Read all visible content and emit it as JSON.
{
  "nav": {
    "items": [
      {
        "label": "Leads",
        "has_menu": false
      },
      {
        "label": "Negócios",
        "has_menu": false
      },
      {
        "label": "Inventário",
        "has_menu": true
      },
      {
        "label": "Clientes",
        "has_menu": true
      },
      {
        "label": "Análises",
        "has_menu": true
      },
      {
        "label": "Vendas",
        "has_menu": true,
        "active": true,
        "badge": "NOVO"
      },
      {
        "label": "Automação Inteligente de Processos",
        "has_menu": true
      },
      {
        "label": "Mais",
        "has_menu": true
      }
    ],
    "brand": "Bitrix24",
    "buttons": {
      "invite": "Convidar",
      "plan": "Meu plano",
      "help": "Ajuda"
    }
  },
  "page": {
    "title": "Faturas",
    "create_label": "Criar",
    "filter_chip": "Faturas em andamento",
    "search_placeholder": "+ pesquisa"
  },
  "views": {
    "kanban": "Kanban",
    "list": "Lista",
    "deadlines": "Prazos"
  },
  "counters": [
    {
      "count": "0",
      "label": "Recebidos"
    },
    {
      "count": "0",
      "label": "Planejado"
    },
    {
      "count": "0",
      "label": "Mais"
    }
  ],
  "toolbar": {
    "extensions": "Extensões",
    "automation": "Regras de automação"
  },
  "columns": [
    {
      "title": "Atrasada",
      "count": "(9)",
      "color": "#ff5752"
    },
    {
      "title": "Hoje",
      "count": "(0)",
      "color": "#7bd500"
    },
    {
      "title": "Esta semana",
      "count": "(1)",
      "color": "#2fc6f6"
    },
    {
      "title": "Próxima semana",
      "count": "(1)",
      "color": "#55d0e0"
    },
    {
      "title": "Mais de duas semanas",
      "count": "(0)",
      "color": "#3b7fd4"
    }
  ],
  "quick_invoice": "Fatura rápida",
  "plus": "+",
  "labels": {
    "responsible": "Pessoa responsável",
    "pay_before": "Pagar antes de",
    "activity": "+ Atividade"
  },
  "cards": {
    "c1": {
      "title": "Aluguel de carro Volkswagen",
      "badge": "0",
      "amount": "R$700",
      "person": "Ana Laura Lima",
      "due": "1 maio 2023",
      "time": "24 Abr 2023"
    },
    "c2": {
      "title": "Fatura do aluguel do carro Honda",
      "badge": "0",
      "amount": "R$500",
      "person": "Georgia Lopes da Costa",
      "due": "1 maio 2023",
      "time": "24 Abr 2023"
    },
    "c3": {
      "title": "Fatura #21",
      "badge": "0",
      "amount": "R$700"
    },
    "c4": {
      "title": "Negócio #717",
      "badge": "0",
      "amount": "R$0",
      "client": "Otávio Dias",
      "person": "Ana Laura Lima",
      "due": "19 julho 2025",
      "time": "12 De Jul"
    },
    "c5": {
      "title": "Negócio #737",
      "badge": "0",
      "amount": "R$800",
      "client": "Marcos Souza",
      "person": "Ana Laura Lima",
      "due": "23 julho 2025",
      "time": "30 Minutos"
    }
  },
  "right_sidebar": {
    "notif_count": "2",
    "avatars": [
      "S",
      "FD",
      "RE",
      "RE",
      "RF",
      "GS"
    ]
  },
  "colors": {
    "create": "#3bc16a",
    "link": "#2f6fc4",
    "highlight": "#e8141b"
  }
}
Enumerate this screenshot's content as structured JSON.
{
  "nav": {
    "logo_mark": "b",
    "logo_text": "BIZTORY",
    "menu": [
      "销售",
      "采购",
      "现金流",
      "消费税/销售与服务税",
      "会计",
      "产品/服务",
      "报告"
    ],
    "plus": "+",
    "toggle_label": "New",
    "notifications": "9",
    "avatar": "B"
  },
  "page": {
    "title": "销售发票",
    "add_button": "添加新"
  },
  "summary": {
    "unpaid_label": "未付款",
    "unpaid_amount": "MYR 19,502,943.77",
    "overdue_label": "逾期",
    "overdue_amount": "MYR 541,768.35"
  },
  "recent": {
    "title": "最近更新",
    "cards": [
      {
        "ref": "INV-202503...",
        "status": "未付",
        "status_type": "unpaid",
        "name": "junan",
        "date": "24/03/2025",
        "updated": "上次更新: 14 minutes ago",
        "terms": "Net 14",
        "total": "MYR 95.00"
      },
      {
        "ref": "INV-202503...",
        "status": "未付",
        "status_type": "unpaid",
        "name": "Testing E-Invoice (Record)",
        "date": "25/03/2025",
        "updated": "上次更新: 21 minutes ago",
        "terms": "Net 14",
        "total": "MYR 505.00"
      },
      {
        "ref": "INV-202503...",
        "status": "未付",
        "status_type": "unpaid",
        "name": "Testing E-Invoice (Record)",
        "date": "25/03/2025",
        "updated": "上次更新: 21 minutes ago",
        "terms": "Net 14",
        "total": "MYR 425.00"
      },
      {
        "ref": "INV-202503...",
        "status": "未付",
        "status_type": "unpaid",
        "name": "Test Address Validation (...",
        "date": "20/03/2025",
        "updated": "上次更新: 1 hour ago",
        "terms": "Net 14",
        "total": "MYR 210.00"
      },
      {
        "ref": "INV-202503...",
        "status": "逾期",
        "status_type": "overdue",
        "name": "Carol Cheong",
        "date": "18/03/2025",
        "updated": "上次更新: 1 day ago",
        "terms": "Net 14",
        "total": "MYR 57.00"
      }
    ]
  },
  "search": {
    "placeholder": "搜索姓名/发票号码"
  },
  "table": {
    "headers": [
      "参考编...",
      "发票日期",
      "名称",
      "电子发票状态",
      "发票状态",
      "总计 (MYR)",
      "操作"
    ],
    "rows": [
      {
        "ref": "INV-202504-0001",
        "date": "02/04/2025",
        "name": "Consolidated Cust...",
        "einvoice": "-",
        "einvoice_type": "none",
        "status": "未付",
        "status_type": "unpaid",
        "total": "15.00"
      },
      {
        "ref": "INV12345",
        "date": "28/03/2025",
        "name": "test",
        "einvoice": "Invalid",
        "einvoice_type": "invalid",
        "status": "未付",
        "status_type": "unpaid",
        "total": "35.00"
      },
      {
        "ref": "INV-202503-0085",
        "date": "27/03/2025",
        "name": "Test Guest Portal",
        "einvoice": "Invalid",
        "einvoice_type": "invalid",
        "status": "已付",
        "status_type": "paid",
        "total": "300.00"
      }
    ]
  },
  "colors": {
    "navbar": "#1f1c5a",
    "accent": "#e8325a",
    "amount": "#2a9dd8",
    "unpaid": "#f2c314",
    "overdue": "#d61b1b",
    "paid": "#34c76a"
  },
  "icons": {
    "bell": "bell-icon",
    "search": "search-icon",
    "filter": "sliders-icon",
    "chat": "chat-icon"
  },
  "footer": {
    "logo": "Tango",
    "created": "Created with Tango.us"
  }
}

_What to produce_
Each line in the material above must be retyped without alteration.

_Full output_
Read all visible content and emit it as JSON.
{
  "nav": {
    "items": [
      {
        "label": "Leads",
        "has_menu": false
      },
      {
        "label": "Negócios",
        "has_menu": false
      },
      {
        "label": "Inventário",
        "has_menu": true
      },
      {
        "label": "Clientes",
        "has_menu": true
      },
      {
        "label": "Análises",
        "has_menu": true
      },
      {
        "label": "Vendas",
        "has_menu": true,
        "active": true,
        "badge": "NOVO"
      },
      {
        "label": "Automação Inteligente de Processos",
        "has_menu": true
      },
      {
        "label": "Mais",
        "has_menu": true
      }
    ],
    "brand": "Bitrix24",
    "buttons": {
      "invite": "Convidar",
      "plan": "Meu plano",
      "help": "Ajuda"
    }
  },
  "page": {
    "title": "Faturas",
    "create_label": "Criar",
    "filter_chip": "Faturas em andamento",
    "search_placeholder": "+ pesquisa"
  },
  "views": {
    "kanban": "Kanban",
    "list": "Lista",
    "deadlines": "Prazos"
  },
  "counters": [
    {
      "count": "0",
      "label": "Recebidos"
    },
    {
      "count": "0",
      "label": "Planejado"
    },
    {
      "count": "0",
      "label": "Mais"
    }
  ],
  "toolbar": {
    "extensions": "Extensões",
    "automation": "Regras de automação"
  },
  "columns": [
    {
      "title": "Atrasada",
      "count": "(9)",
      "color": "#ff5752"
    },
    {
      "title": "Hoje",
      "count": "(0)",
      "color": "#7bd500"
    },
    {
      "title": "Esta semana",
      "count": "(1)",
      "color": "#2fc6f6"
    },
    {
      "title": "Próxima semana",
      "count": "(1)",
      "color": "#55d0e0"
    },
    {
      "title": "Mais de duas semanas",
      "count": "(0)",
      "color": "#3b7fd4"
    }
  ],
  "quick_invoice": "Fatura rápida",
  "plus": "+",
  "labels": {
    "responsible": "Pessoa responsável",
    "pay_before": "Pagar antes de",
    "activity": "+ Atividade"
  },
  "cards": {
    "c1": {
      "title": "Aluguel de carro Volkswagen",
      "badge": "0",
      "amount": "R$700",
      "person": "Ana Laura Lima",
      "due": "1 maio 2023",
      "time": "24 Abr 2023"
    },
    "c2": {
      "title": "Fatura do aluguel do carro Honda",
      "badge": "0",
      "amount": "R$500",
      "person": "Georgia Lopes da Costa",
      "due": "1 maio 2023",
      "time": "24 Abr 2023"
    },
    "c3": {
      "title": "Fatura #21",
      "badge": "0",
      "amount": "R$700"
    },
    "c4": {
      "title": "Negócio #717",
      "badge": "0",
      "amount": "R$0",
      "client": "Otávio Dias",
      "person": "Ana Laura Lima",
      "due": "19 julho 2025",
      "time": "12 De Jul"
    },
    "c5": {
      "title": "Negócio #737",
      "badge": "0",
      "amount": "R$800",
      "client": "Marcos Souza",
      "person": "Ana Laura Lima",
      "due": "23 julho 2025",
      "time": "30 Minutos"
    }
  },
  "right_sidebar": {
    "notif_count": "2",
    "avatars": [
      "S",
      "FD",
      "RE",
      "RE",
      "RF",
      "GS"
    ]
  },
  "colors": {
    "create": "#3bc16a",
    "link": "#2f6fc4",
    "highlight": "#e8141b"
  }
}
Enumerate this screenshot's content as structured JSON.
{
  "nav": {
    "logo_mark": "b",
    "logo_text": "BIZTORY",
    "menu": [
      "销售",
      "采购",
      "现金流",
      "消费税/销售与服务税",
      "会计",
      "产品/服务",
      "报告"
    ],
    "plus": "+",
    "toggle_label": "New",
    "notifications": "9",
    "avatar": "B"
  },
  "page": {
    "title": "销售发票",
    "add_button": "添加新"
  },
  "summary": {
    "unpaid_label": "未付款",
    "unpaid_amount": "MYR 19,502,943.77",
    "overdue_label": "逾期",
    "overdue_amount": "MYR 541,768.35"
  },
  "recent": {
    "title": "最近更新",
    "cards": [
      {
        "ref": "INV-202503...",
        "status": "未付",
        "status_type": "unpaid",
        "name": "junan",
        "date": "24/03/2025",
        "updated": "上次更新: 14 minutes ago",
        "terms": "Net 14",
        "total": "MYR 95.00"
      },
      {
        "ref": "INV-202503...",
        "status": "未付",
        "status_type": "unpaid",
        "name": "Testing E-Invoice (Record)",
        "date": "25/03/2025",
        "updated": "上次更新: 21 minutes ago",
        "terms": "Net 14",
        "total": "MYR 505.00"
      },
      {
        "ref": "INV-202503...",
        "status": "未付",
        "status_type": "unpaid",
        "name": "Testing E-Invoice (Record)",
        "date": "25/03/2025",
        "updated": "上次更新: 21 minutes ago",
        "terms": "Net 14",
        "total": "MYR 425.00"
      },
      {
        "ref": "INV-202503...",
        "status": "未付",
        "status_type": "unpaid",
        "name": "Test Address Validation (...",
        "date": "20/03/2025",
        "updated": "上次更新: 1 hour ago",
        "terms": "Net 14",
        "total": "MYR 210.00"
      },
      {
        "ref": "INV-202503...",
        "status": "逾期",
        "status_type": "overdue",
        "name": "Carol Cheong",
        "date": "18/03/2025",
        "updated": "上次更新: 1 day ago",
        "terms": "Net 14",
        "total": "MYR 57.00"
      }
    ]
  },
  "search": {
    "placeholder": "搜索姓名/发票号码"
  },
  "table": {
    "headers": [
      "参考编...",
      "发票日期",
      "名称",
      "电子发票状态",
      "发票状态",
      "总计 (MYR)",
      "操作"
    ],
    "rows": [
      {
        "ref": "INV-202504-0001",
        "date": "02/04/2025",
        "name": "Consolidated Cust...",
        "einvoice": "-",
        "einvoice_type": "none",
        "status": "未付",
        "status_type": "unpaid",
        "total": "15.00"
      },
      {
        "ref": "INV12345",
        "date": "28/03/2025",
        "name": "test",
        "einvoice": "Invalid",
        "einvoice_type": "invalid",
        "status": "未付",
        "status_type": "unpaid",
        "total": "35.00"
      },
      {
        "ref": "INV-202503-0085",
        "date": "27/03/2025",
        "name": "Test Guest Portal",
        "einvoice": "Invalid",
        "einvoice_type": "invalid",
        "status": "已付",
        "status_type": "paid",
        "total": "300.00"
      }
    ]
  },
  "colors": {
    "navbar": "#1f1c5a",
    "accent": "#e8325a",
    "amount": "#2a9dd8",
    "unpaid": "#f2c314",
    "overdue": "#d61b1b",
    "paid": "#34c76a"
  },
  "icons": {
    "bell": "bell-icon",
    "search": "search-icon",
    "filter": "sliders-icon",
    "chat": "chat-icon"
  },
  "footer": {
    "logo": "Tango",
    "created": "Created with Tango.us"
  }
}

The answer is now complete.